» Some records
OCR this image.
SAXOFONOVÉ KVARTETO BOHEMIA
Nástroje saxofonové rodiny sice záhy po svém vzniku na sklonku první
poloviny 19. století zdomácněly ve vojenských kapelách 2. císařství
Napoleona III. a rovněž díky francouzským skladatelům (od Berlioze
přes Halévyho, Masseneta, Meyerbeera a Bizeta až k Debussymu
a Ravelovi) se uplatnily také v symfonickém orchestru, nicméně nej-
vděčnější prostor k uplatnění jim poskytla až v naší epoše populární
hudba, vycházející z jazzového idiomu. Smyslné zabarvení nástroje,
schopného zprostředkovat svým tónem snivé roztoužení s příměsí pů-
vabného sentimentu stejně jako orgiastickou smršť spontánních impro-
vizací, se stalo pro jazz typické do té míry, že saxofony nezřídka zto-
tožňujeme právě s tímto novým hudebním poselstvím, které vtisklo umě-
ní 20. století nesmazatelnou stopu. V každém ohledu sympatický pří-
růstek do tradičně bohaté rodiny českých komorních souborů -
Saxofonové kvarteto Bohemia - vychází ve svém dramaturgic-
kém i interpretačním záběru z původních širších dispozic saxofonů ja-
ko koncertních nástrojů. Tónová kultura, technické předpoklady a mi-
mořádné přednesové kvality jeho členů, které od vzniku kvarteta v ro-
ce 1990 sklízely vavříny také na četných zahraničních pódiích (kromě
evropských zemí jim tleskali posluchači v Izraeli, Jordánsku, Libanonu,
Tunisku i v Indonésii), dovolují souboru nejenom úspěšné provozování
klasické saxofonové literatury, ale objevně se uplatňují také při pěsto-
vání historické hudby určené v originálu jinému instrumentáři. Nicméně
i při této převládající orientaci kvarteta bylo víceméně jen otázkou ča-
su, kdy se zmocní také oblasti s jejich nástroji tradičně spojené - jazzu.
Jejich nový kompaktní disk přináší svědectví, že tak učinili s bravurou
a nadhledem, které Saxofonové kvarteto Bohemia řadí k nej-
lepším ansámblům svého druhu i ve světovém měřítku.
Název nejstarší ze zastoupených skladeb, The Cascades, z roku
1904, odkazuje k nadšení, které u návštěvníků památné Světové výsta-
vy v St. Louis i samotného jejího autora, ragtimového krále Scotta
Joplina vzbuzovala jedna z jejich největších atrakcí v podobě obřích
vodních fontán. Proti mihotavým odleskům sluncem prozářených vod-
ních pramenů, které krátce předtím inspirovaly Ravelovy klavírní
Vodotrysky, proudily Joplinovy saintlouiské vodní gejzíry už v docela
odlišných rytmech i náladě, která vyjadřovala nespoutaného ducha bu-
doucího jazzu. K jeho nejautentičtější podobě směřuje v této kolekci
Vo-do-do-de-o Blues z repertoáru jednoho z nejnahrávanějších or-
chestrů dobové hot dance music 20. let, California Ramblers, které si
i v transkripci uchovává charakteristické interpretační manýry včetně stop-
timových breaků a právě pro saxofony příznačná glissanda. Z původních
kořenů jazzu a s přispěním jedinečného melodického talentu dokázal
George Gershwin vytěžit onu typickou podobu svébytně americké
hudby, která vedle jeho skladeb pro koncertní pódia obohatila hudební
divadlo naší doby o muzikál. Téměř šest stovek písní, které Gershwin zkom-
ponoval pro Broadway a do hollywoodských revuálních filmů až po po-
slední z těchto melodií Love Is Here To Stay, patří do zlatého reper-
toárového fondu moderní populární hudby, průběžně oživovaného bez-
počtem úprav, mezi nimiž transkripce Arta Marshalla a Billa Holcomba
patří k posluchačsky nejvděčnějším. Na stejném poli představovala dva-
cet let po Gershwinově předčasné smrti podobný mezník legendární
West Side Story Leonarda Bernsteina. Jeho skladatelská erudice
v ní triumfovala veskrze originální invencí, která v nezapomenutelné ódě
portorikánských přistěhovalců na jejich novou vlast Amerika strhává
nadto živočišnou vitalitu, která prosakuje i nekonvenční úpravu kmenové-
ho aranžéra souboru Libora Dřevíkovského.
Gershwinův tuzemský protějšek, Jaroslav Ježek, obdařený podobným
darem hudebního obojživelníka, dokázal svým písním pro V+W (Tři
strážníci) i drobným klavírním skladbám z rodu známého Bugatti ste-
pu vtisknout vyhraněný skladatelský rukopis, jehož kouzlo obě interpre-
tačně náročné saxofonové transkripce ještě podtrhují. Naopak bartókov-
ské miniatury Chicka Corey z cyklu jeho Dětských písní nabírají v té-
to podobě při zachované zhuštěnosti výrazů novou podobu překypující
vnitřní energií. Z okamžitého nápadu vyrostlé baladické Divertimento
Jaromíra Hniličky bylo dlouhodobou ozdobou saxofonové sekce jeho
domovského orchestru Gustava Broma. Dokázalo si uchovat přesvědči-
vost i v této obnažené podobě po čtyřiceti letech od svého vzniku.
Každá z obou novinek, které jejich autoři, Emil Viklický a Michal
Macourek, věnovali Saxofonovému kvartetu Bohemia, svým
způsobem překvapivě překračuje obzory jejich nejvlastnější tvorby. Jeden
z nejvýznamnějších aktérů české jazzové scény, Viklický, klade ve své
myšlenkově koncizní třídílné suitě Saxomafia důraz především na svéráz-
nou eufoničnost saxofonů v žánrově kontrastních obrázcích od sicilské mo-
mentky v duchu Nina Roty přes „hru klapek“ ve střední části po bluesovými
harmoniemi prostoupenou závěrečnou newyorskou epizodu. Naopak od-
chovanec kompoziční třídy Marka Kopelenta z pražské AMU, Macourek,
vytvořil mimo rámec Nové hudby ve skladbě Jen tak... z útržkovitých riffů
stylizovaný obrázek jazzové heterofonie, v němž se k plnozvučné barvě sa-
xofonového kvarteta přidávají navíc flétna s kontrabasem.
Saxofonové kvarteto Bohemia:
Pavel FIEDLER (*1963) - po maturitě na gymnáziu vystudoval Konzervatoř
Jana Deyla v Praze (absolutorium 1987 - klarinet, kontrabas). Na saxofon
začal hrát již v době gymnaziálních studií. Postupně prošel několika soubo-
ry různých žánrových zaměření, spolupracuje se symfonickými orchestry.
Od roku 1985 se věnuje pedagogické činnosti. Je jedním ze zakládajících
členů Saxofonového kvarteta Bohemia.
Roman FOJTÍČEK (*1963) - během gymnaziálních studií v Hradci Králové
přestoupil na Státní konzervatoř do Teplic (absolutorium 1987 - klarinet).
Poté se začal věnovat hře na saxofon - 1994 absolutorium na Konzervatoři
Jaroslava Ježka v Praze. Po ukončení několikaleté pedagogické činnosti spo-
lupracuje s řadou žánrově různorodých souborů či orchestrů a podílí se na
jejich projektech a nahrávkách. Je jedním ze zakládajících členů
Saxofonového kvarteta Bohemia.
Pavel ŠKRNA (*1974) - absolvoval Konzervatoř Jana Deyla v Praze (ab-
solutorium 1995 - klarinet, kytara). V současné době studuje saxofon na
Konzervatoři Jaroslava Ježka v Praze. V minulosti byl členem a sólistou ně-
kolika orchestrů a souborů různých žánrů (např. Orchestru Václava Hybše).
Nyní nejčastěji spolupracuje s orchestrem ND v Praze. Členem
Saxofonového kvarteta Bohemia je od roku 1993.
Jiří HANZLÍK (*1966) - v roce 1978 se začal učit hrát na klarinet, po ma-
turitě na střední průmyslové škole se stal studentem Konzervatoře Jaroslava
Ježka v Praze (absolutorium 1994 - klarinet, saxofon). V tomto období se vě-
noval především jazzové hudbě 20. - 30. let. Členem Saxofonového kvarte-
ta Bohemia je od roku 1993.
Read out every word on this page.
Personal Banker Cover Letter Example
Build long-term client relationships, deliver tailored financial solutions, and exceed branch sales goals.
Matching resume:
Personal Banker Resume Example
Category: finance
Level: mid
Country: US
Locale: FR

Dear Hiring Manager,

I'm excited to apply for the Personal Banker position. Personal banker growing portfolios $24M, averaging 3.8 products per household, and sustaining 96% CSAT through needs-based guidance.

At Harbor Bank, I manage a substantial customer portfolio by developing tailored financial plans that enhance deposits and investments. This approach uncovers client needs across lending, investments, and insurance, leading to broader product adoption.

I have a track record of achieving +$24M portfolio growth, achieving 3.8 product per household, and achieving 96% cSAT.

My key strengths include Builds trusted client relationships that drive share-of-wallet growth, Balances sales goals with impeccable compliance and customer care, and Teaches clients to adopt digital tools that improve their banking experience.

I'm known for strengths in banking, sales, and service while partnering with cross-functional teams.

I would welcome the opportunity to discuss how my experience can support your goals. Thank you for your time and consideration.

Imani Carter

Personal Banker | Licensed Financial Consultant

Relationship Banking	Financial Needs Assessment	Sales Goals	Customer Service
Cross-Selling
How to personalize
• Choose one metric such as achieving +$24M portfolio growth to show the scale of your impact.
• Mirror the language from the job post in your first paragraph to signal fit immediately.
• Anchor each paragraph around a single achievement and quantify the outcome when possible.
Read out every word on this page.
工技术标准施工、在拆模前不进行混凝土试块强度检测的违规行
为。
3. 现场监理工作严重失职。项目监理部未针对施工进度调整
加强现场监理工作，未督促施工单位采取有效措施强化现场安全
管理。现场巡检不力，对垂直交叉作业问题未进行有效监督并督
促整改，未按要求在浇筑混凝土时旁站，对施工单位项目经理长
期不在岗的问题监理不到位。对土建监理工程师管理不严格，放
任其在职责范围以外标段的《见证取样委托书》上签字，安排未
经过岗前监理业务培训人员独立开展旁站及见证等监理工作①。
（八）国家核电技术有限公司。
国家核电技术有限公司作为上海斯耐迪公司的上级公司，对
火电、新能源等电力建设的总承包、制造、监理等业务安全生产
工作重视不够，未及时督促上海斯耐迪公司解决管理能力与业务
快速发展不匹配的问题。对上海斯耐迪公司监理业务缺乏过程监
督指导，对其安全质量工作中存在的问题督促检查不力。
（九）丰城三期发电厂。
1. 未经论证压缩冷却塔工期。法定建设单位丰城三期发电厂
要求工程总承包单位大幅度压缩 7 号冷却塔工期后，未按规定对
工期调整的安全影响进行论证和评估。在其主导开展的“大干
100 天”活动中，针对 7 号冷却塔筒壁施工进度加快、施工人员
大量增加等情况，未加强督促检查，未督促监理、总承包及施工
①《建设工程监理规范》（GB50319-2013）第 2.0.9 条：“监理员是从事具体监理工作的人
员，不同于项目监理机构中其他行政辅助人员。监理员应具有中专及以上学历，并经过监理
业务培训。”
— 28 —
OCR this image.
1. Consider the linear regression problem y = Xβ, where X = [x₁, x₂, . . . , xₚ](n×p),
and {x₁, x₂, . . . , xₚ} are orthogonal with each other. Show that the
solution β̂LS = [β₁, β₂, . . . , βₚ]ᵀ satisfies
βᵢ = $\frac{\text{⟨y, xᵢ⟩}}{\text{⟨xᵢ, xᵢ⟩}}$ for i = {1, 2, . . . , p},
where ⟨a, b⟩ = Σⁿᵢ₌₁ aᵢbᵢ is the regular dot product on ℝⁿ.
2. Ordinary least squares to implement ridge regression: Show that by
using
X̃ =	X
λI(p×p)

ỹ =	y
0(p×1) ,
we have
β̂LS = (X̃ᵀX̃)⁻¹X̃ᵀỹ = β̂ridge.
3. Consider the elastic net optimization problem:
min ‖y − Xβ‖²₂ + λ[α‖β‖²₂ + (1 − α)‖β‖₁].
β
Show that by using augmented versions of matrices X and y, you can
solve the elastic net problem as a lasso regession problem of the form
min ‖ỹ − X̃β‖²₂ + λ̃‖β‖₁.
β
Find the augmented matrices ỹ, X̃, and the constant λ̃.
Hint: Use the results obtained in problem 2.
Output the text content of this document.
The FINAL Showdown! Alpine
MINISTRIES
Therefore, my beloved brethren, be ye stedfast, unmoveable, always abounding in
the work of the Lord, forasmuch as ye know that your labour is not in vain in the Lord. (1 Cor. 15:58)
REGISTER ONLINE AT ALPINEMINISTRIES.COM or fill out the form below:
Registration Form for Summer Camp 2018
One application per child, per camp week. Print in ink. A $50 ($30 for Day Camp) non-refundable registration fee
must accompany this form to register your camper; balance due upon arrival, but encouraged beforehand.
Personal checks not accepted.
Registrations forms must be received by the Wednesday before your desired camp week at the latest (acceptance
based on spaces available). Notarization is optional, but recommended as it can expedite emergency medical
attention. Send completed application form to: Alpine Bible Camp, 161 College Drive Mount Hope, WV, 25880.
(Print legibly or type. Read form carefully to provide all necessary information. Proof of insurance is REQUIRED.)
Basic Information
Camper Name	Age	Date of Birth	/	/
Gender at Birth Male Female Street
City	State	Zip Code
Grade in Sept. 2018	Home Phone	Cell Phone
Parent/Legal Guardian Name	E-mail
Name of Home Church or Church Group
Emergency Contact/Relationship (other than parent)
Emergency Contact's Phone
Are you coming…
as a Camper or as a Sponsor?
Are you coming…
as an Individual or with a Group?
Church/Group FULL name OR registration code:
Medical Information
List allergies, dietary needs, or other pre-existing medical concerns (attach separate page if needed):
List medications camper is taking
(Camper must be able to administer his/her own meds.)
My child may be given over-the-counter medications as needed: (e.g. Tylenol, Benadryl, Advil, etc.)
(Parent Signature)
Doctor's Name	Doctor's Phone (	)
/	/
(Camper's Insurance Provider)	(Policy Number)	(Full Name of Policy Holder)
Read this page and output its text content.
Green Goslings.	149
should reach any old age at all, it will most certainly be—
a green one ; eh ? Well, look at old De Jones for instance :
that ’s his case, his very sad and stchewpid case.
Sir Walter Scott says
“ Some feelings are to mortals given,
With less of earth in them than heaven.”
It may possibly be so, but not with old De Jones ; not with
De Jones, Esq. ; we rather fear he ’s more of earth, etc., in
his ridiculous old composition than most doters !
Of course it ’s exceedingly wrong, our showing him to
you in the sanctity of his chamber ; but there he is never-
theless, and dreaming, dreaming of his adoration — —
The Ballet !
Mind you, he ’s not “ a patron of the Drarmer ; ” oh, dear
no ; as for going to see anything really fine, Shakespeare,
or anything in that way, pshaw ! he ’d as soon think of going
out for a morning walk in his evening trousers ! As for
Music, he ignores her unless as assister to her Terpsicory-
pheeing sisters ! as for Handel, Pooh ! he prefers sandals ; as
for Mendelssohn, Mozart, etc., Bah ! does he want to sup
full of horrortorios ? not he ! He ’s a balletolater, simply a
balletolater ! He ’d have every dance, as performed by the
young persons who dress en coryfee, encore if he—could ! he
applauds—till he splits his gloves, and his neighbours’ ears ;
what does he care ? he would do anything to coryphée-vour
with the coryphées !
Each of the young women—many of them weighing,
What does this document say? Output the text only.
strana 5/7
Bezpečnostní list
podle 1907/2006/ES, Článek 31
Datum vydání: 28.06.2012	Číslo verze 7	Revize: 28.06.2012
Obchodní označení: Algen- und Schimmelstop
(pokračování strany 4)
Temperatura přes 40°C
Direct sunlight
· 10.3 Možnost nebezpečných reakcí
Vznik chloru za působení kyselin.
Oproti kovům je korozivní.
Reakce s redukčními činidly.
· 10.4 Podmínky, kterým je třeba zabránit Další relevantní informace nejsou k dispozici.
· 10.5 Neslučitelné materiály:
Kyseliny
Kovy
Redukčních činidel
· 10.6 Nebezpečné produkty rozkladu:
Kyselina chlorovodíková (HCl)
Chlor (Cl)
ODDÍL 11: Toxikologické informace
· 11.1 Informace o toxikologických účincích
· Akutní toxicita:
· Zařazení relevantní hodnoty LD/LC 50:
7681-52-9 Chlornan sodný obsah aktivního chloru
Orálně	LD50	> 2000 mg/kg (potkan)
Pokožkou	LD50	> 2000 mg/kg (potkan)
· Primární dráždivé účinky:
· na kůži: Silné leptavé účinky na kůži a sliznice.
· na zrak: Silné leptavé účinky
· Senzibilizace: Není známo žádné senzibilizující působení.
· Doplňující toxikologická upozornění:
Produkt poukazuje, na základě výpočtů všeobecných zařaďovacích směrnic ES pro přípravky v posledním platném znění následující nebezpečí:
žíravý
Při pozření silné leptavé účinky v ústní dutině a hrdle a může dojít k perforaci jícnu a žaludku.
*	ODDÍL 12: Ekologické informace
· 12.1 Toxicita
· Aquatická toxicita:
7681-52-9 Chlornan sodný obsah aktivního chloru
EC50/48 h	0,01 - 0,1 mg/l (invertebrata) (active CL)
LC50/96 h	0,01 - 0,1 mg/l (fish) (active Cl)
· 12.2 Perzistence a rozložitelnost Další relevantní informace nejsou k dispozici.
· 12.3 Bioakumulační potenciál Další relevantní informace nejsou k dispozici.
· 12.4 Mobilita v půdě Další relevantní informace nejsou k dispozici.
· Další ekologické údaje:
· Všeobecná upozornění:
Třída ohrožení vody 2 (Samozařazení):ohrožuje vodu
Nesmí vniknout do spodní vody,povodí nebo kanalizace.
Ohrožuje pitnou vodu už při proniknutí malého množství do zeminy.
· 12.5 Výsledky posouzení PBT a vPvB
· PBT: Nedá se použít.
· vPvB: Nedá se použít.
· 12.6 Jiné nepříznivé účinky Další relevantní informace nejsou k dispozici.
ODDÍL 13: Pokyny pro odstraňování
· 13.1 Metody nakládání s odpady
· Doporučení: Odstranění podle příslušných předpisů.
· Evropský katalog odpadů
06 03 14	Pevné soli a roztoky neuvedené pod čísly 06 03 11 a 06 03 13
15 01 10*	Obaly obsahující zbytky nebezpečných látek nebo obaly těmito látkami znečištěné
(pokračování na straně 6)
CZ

» WHAT TO WORK ON
Search the entries for the word "Konzervatoři", then list each line that holds it.

» SOLUTION
Poté se začal věnovat hře na saxofon - 1994 absolutorium na Konzervatoři
Konzervatoři Jaroslava Ježka v Praze. V minulosti byl členem a sólistou ně-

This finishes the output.